| Exercise details |
Can you find the lines of the listing that include "grid" and copy every one?

| Data in this exercise |
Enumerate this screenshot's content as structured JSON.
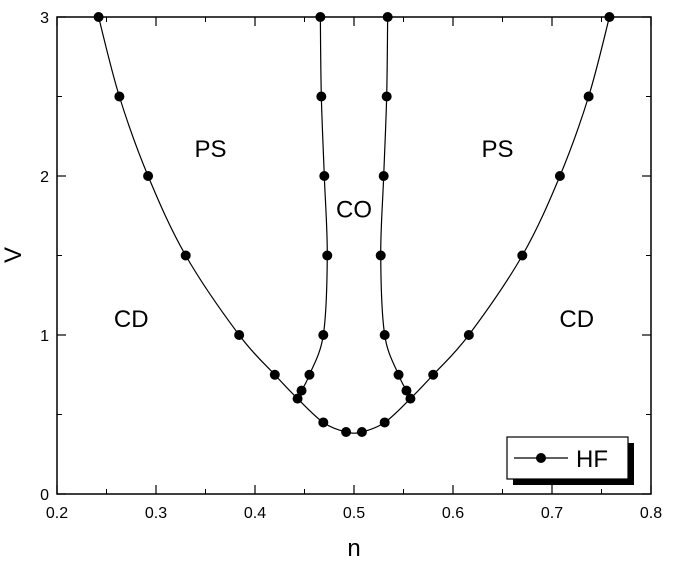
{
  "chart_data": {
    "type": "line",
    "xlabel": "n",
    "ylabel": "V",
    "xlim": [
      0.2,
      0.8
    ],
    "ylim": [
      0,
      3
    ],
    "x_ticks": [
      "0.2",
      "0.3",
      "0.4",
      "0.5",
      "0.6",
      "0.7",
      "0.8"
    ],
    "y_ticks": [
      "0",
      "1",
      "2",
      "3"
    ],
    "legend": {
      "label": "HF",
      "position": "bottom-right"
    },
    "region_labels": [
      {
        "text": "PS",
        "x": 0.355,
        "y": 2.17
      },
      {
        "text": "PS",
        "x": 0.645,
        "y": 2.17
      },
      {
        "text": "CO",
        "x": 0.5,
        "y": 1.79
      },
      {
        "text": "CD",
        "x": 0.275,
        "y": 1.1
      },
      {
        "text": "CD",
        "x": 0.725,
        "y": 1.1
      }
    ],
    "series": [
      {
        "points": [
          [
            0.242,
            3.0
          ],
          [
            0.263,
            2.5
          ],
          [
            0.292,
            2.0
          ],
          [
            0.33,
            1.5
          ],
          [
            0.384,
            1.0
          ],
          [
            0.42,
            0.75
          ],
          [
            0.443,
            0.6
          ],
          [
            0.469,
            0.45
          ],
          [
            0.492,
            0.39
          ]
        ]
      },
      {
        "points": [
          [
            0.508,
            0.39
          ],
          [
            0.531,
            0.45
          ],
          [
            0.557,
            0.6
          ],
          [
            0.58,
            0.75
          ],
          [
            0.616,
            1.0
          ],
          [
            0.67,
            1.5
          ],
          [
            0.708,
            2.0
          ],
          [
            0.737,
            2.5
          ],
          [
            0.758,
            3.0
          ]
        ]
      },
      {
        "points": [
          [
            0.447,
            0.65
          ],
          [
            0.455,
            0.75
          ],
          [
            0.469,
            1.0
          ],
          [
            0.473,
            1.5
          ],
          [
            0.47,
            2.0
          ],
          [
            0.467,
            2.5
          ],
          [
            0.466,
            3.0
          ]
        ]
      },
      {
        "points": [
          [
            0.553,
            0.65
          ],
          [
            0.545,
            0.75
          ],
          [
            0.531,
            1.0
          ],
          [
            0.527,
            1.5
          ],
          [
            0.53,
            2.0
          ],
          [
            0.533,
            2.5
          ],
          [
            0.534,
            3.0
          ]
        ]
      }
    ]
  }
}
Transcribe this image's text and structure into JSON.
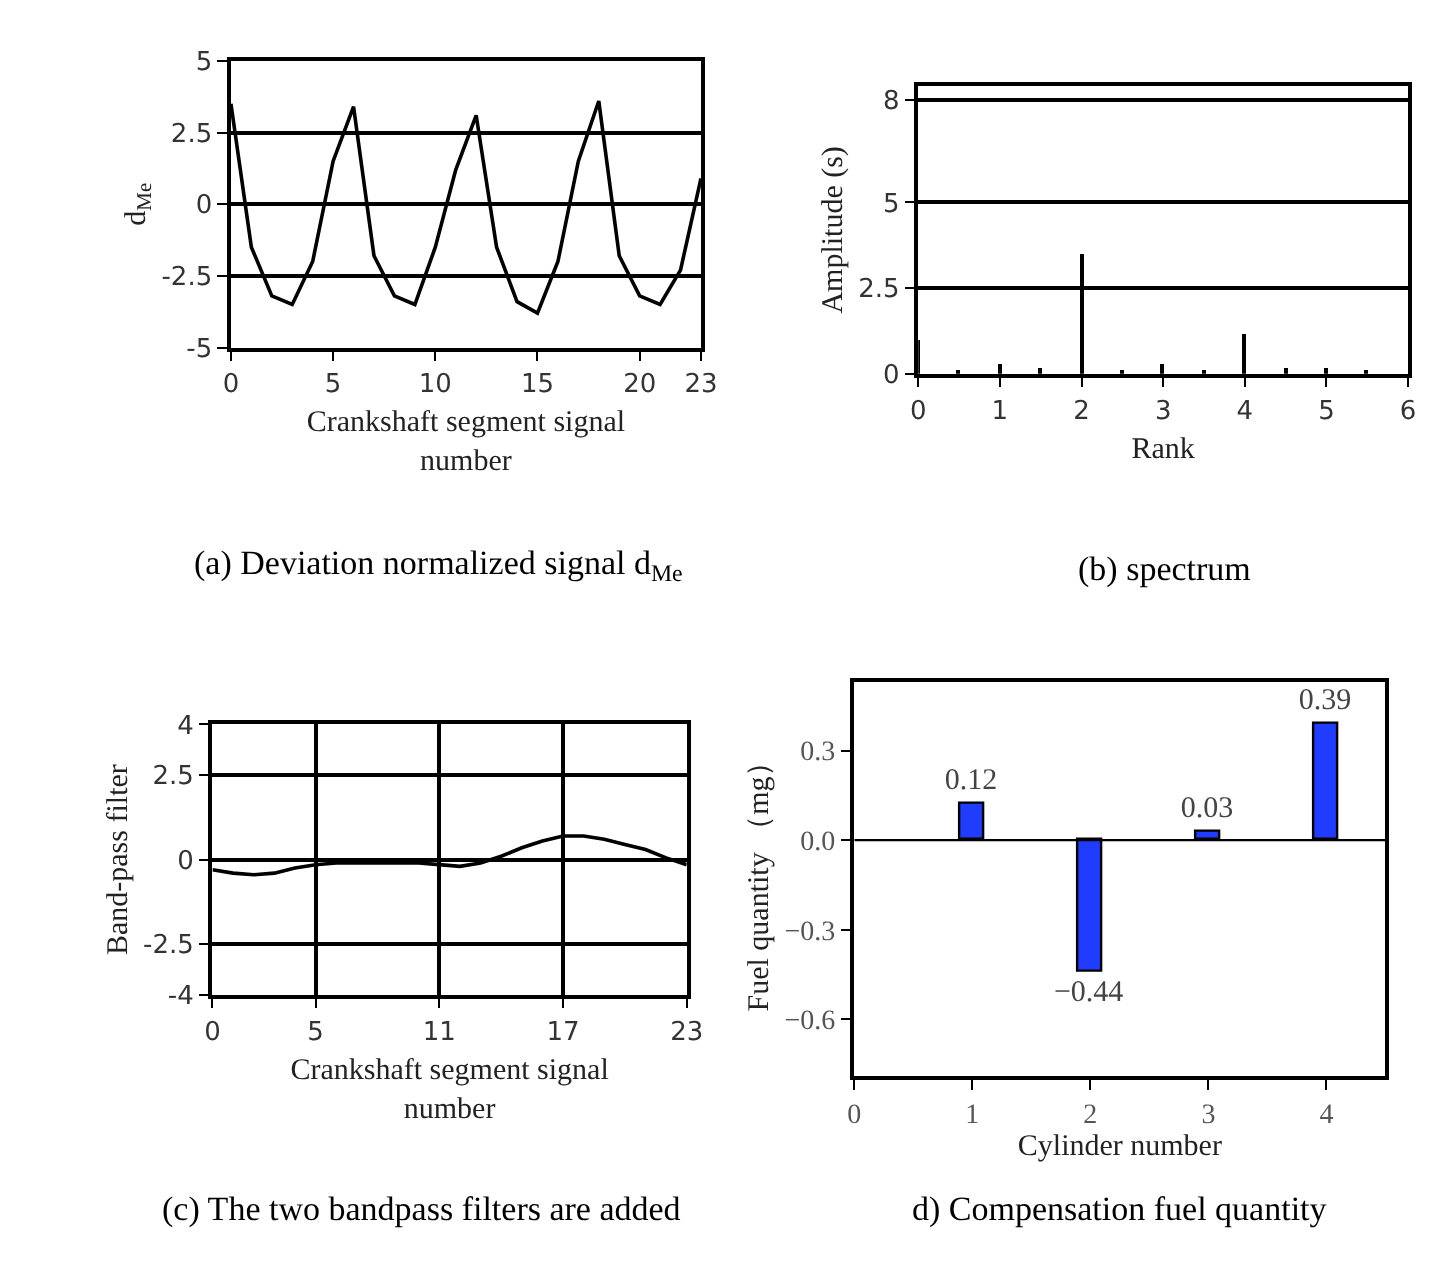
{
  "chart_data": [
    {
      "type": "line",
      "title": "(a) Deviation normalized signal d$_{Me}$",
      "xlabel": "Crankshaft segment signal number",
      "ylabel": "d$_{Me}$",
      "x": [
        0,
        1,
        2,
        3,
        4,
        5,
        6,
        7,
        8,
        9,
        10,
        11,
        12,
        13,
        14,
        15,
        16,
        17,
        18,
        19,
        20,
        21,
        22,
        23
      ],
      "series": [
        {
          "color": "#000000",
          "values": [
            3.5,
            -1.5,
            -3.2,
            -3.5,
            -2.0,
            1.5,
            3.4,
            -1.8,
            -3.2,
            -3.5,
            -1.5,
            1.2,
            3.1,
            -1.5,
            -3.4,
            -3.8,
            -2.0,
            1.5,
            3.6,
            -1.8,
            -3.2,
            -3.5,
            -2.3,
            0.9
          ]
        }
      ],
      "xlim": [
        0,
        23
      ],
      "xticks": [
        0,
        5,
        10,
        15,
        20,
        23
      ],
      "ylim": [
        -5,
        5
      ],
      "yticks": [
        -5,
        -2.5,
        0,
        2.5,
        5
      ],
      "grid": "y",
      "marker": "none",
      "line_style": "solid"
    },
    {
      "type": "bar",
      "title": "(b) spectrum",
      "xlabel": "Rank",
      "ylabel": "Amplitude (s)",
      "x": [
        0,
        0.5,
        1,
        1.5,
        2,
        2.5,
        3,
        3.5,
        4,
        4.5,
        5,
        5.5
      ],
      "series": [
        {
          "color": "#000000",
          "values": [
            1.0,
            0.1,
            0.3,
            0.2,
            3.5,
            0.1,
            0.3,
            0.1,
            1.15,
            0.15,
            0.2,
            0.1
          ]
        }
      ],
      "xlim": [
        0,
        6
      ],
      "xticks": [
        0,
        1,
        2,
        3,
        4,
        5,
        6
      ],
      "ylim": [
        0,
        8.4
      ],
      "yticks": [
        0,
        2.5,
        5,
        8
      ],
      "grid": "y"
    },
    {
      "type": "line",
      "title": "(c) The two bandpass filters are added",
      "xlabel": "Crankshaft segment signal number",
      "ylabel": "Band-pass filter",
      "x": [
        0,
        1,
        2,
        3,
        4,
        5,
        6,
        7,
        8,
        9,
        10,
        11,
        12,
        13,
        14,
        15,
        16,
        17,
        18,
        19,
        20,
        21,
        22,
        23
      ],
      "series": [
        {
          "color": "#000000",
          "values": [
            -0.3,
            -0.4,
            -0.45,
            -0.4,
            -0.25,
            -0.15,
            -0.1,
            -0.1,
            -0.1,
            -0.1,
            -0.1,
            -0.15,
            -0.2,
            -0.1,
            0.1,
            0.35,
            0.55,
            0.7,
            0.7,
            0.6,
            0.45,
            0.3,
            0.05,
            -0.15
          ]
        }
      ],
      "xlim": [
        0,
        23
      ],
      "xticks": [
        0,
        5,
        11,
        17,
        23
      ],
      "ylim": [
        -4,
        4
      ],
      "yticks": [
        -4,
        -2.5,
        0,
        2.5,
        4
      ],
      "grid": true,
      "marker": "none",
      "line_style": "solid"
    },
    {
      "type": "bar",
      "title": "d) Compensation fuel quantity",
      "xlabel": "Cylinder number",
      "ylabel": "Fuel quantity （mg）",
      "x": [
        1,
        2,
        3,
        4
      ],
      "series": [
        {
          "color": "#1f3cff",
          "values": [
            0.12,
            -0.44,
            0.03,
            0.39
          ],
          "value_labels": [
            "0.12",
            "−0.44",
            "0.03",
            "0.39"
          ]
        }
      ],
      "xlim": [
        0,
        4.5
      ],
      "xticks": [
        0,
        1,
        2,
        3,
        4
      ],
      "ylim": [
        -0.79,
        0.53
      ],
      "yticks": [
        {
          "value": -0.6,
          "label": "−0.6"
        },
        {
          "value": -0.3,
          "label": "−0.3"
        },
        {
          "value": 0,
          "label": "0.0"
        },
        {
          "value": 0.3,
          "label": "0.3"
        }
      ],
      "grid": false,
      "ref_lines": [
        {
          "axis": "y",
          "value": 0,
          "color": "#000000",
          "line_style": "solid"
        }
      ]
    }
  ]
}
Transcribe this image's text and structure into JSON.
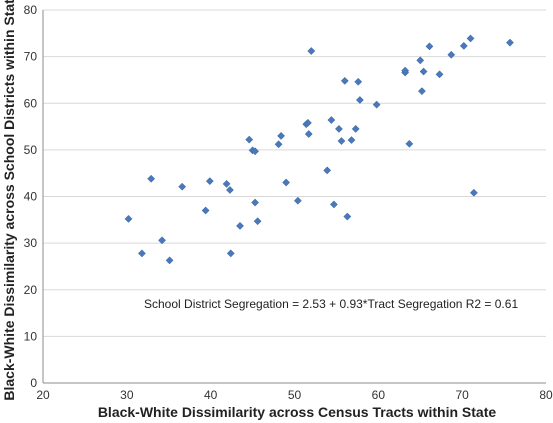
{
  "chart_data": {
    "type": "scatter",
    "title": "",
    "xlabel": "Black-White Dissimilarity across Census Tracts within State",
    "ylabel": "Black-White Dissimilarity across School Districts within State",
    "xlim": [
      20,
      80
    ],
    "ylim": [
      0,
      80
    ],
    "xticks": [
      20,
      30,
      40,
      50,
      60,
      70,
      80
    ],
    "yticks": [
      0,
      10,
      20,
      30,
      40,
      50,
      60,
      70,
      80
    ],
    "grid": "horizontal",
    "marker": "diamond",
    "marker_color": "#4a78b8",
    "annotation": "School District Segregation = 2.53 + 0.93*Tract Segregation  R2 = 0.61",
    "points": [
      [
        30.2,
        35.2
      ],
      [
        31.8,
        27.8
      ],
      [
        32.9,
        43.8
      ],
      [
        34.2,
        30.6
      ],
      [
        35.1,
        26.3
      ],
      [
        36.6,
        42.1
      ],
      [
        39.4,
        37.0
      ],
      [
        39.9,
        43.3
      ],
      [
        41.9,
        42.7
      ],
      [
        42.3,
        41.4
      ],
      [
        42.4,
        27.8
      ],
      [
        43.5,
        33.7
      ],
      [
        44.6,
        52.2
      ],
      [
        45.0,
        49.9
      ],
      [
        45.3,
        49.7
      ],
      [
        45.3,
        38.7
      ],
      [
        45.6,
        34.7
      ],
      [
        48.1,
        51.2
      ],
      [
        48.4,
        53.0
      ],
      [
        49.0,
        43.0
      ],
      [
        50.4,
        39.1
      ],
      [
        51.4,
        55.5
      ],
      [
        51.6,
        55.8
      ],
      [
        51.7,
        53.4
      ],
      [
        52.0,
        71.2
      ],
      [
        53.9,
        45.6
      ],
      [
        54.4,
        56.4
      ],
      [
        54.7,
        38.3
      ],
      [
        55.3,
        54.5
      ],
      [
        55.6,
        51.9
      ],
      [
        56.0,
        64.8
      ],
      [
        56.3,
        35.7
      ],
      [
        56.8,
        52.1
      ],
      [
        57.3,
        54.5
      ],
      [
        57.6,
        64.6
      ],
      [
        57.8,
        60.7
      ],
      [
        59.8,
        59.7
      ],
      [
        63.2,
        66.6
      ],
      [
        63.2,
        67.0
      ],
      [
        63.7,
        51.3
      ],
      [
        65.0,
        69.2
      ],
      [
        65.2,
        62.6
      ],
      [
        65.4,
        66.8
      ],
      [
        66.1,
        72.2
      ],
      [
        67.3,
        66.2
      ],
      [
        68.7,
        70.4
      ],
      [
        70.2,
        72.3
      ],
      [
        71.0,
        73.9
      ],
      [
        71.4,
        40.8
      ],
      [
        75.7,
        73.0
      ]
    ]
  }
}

| Answer to this task |
      "grid": "y",
      "grid": "y"
      "grid": true,
      "grid": false,
    "grid": "horizontal",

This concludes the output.